--- START ---

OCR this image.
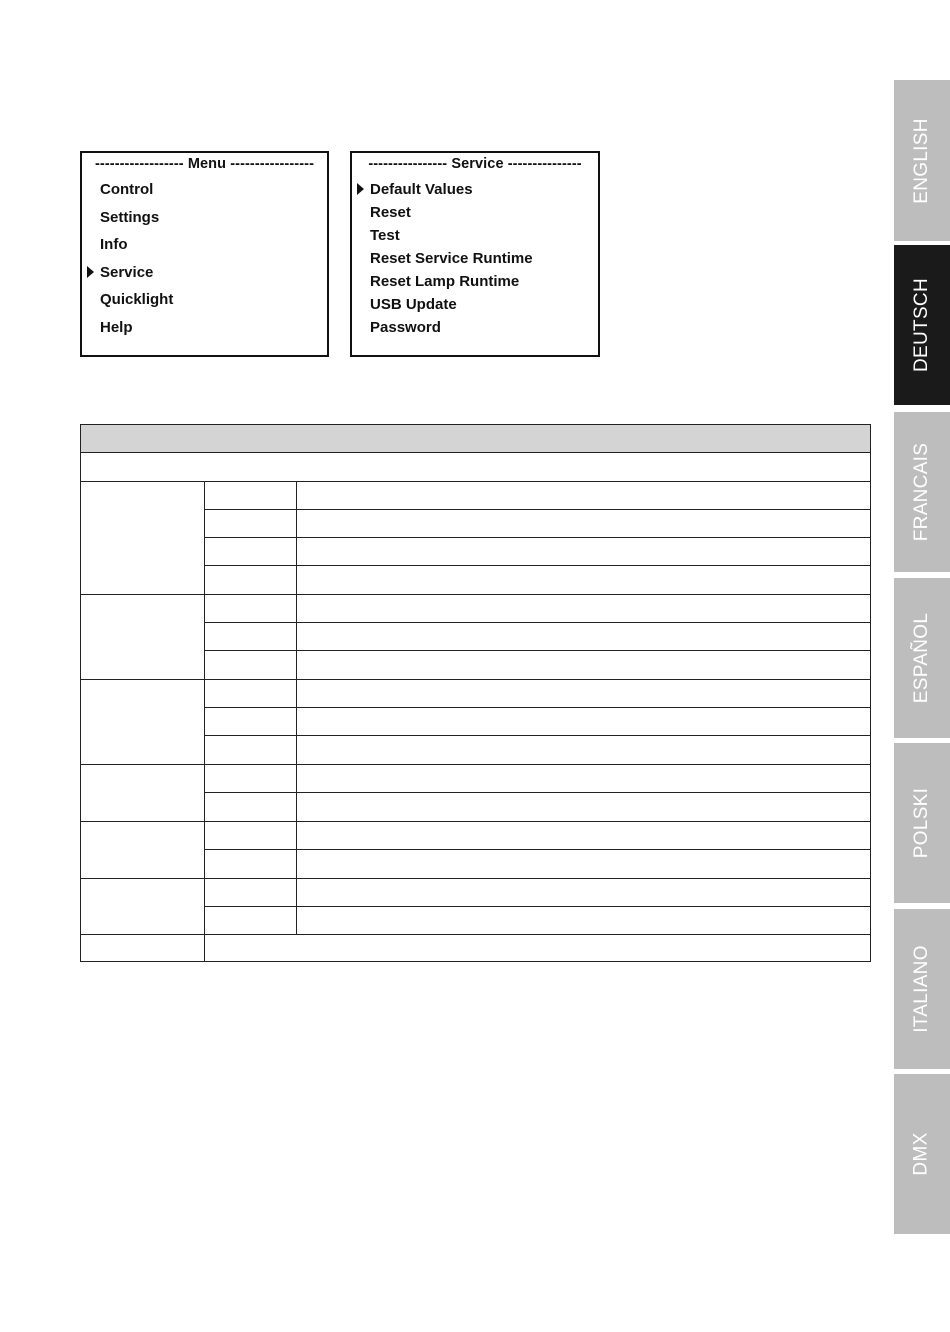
------------------ Menu -----------------
Control
Settings
Info
Service
Quicklight
Help
---------------- Service ---------------
Default Values
Reset
Test
Reset Service Runtime
Reset Lamp Runtime
USB Update
Password
ENGLISH
DEUTSCH
FRANCAIS
ESPAÑOL
POLSKI
ITALIANO
DMX
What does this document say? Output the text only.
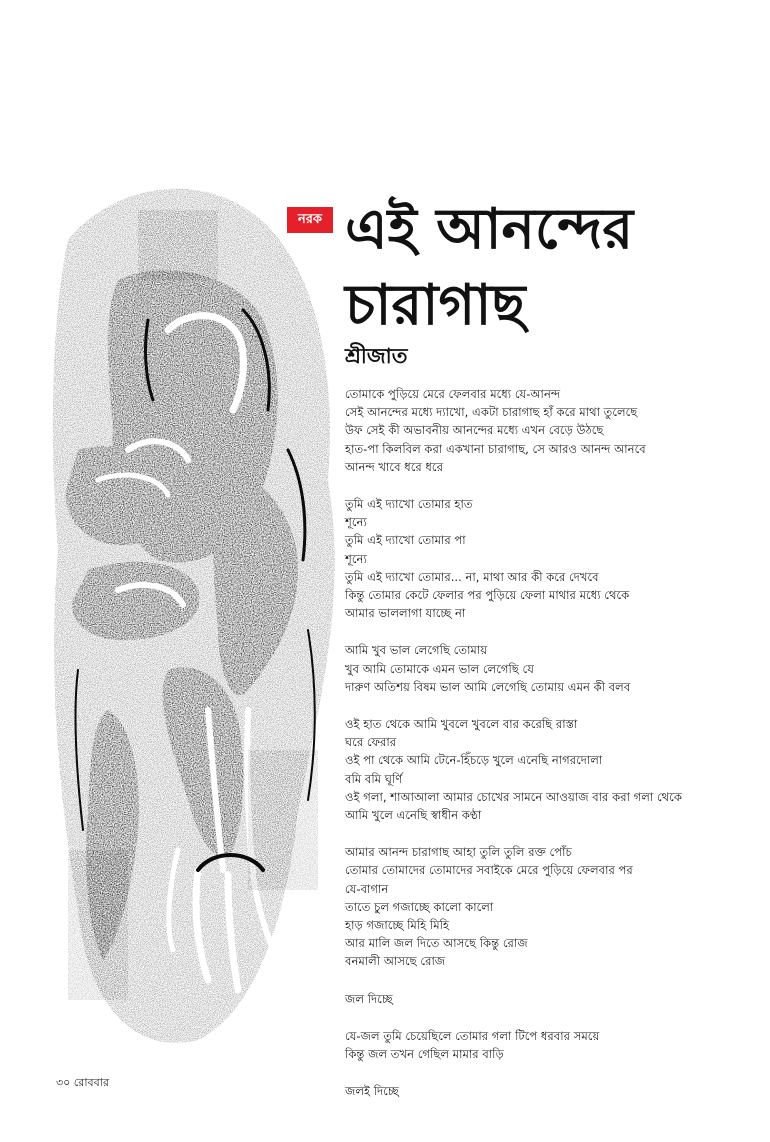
নরক এই আনন্দের
চারাগাছ
শ্রীজাত

তোমাকে পুড়িয়ে মেরে ফেলবার মধ্যে যে-আনন্দ
সেই আনন্দের মধ্যে দ্যাখো, একটা চারাগাছ হাঁ করে মাথা তুলেছে
উফ সেই কী অভাবনীয় আনন্দের মধ্যে এখন বেড়ে উঠছে
হাত-পা কিলবিল করা একখানা চারাগাছ, সে আরও আনন্দ আনবে
আনন্দ খাবে ধরে ধরে

তুমি এই দ্যাখো তোমার হাত
শূন্যে
তুমি এই দ্যাখো তোমার পা
শূন্যে
তুমি এই দ্যাখো তোমার... না, মাথা আর কী করে দেখবে
কিন্তু তোমার কেটে ফেলার পর পুড়িয়ে ফেলা মাথার মধ্যে থেকে
আমার ভাললাগা যাচ্ছে না

আমি খুব ভাল লেগেছি তোমায়
খুব আমি তোমাকে এমন ভাল লেগেছি যে
দারুণ অতিশয় বিষম ভাল আমি লেগেছি তোমায় এমন কী বলব

ওই হাত থেকে আমি খুবলে খুবলে বার করেছি রাস্তা
ঘরে ফেরার
ওই পা থেকে আমি টেনে-হিঁচড়ে খুলে এনেছি নাগরদোলা
বমি বমি ঘূর্ণি
ওই গলা, শাআআলা আমার চোখের সামনে আওয়াজ বার করা গলা থেকে
আমি খুলে এনেছি স্বাধীন কণ্ঠা

আমার আনন্দ চারাগাছ আহা তুলি তুলি রক্ত পোঁচ
তোমার তোমাদের তোমাদের সবাইকে মেরে পুড়িয়ে ফেলবার পর
যে-বাগান
তাতে চুল গজাচ্ছে কালো কালো
হাড় গজাচ্ছে মিহি মিহি
আর মালি জল দিতে আসছে কিন্তু রোজ
বনমালী আসছে রোজ

জল দিচ্ছে

যে-জল তুমি চেয়েছিলে তোমার গলা টিপে ধরবার সময়ে
কিন্তু জল তখন গেছিল মামার বাড়ি

জলই দিচ্ছে

৩০ রোববার
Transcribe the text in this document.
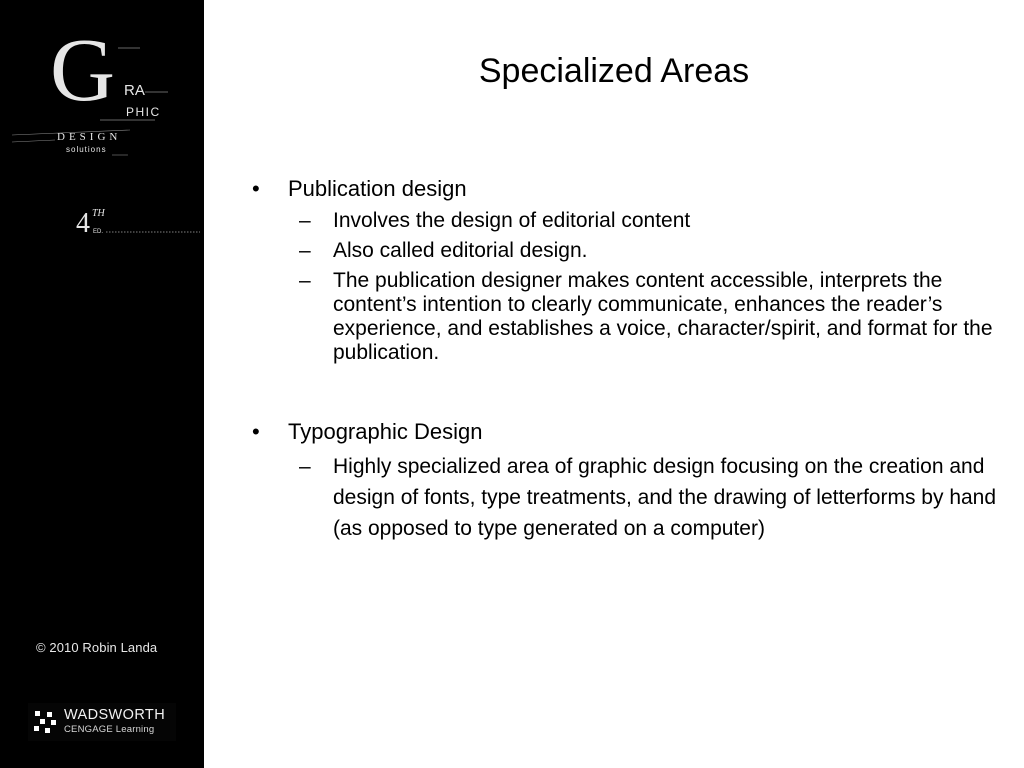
G RA
PHIC
DESIGN
solutions
4 TH
ED.
© 2010 Robin Landa
WADSWORTH
CENGAGE Learning
Specialized Areas
• Publication design
– Involves the design of editorial content
– Also called editorial design.
– The publication designer makes content accessible, interprets the content’s intention to clearly communicate, enhances the reader’s experience, and establishes a voice, character/spirit, and format for the publication.
• Typographic Design
– Highly specialized area of graphic design focusing on the creation and design of fonts, type treatments, and the drawing of letterforms by hand (as opposed to type generated on a computer)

--- END ---

To be done:
Omit the pictures. Output every record above word for word.

Task solution:
OCR this image.
------------------ Menu -----------------
Control
Settings
Info
Service
Quicklight
Help
---------------- Service ---------------
Default Values
Reset
Test
Reset Service Runtime
Reset Lamp Runtime
USB Update
Password
ENGLISH
DEUTSCH
FRANCAIS
ESPAÑOL
POLSKI
ITALIANO
DMX
What does this document say? Output the text only.
নরক এই আনন্দের
চারাগাছ
শ্রীজাত

তোমাকে পুড়িয়ে মেরে ফেলবার মধ্যে যে-আনন্দ
সেই আনন্দের মধ্যে দ্যাখো, একটা চারাগাছ হাঁ করে মাথা তুলেছে
উফ সেই কী অভাবনীয় আনন্দের মধ্যে এখন বেড়ে উঠছে
হাত-পা কিলবিল করা একখানা চারাগাছ, সে আরও আনন্দ আনবে
আনন্দ খাবে ধরে ধরে

তুমি এই দ্যাখো তোমার হাত
শূন্যে
তুমি এই দ্যাখো তোমার পা
শূন্যে
তুমি এই দ্যাখো তোমার... না, মাথা আর কী করে দেখবে
কিন্তু তোমার কেটে ফেলার পর পুড়িয়ে ফেলা মাথার মধ্যে থেকে
আমার ভাললাগা যাচ্ছে না

আমি খুব ভাল লেগেছি তোমায়
খুব আমি তোমাকে এমন ভাল লেগেছি যে
দারুণ অতিশয় বিষম ভাল আমি লেগেছি তোমায় এমন কী বলব

ওই হাত থেকে আমি খুবলে খুবলে বার করেছি রাস্তা
ঘরে ফেরার
ওই পা থেকে আমি টেনে-হিঁচড়ে খুলে এনেছি নাগরদোলা
বমি বমি ঘূর্ণি
ওই গলা, শাআআলা আমার চোখের সামনে আওয়াজ বার করা গলা থেকে
আমি খুলে এনেছি স্বাধীন কণ্ঠা

আমার আনন্দ চারাগাছ আহা তুলি তুলি রক্ত পোঁচ
তোমার তোমাদের তোমাদের সবাইকে মেরে পুড়িয়ে ফেলবার পর
যে-বাগান
তাতে চুল গজাচ্ছে কালো কালো
হাড় গজাচ্ছে মিহি মিহি
আর মালি জল দিতে আসছে কিন্তু রোজ
বনমালী আসছে রোজ

জল দিচ্ছে

যে-জল তুমি চেয়েছিলে তোমার গলা টিপে ধরবার সময়ে
কিন্তু জল তখন গেছিল মামার বাড়ি

জলই দিচ্ছে

৩০ রোববার
Transcribe the text in this document.
G RA
PHIC
DESIGN
solutions
4 TH
ED.
© 2010 Robin Landa
WADSWORTH
CENGAGE Learning
Specialized Areas
• Publication design
– Involves the design of editorial content
– Also called editorial design.
– The publication designer makes content accessible, interprets the content’s intention to clearly communicate, enhances the reader’s experience, and establishes a voice, character/spirit, and format for the publication.
• Typographic Design
– Highly specialized area of graphic design focusing on the creation and design of fonts, type treatments, and the drawing of letterforms by hand (as opposed to type generated on a computer)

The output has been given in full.